Recorded information:
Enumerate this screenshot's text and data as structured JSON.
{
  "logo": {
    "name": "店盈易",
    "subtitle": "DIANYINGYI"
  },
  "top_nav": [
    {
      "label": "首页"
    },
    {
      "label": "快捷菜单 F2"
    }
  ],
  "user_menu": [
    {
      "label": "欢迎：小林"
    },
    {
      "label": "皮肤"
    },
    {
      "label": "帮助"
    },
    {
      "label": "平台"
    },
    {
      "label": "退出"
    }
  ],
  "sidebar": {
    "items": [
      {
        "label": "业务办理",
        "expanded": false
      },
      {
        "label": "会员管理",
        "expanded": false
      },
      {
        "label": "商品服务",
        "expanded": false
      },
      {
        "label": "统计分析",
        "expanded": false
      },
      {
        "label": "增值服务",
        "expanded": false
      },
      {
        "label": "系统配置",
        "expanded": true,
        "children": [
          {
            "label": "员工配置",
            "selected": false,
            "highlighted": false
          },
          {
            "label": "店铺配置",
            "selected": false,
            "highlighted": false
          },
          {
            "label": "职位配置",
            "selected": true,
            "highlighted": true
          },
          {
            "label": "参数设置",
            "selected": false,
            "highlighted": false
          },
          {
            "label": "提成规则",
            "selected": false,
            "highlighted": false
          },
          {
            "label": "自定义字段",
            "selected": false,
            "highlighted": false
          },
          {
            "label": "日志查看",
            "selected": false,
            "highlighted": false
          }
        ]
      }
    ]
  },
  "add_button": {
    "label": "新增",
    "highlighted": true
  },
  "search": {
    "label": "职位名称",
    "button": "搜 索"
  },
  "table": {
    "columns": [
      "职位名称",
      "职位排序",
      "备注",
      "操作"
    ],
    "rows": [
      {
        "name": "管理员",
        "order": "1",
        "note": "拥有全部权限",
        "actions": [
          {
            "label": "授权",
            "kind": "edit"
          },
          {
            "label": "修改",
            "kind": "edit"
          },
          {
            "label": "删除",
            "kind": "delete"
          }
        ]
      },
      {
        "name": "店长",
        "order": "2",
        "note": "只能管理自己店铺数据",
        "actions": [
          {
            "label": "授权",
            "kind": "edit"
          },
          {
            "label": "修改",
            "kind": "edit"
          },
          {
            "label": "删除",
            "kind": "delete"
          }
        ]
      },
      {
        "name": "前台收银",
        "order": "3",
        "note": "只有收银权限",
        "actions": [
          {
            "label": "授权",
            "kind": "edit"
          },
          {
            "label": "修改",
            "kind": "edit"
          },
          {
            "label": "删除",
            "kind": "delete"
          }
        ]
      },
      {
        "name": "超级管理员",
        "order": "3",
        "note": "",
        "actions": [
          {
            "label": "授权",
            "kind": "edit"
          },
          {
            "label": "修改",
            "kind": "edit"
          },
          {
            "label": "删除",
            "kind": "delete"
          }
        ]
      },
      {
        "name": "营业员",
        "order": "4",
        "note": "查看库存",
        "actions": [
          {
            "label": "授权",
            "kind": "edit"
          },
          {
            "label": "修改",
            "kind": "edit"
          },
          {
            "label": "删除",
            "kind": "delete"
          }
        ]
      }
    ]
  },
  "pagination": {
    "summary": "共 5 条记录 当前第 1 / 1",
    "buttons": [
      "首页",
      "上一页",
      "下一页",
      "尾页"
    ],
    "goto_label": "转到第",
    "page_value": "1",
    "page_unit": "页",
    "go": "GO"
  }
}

What is being asked: How many lines of the data hold the string "true"? Reply with the number alone.

Output: 4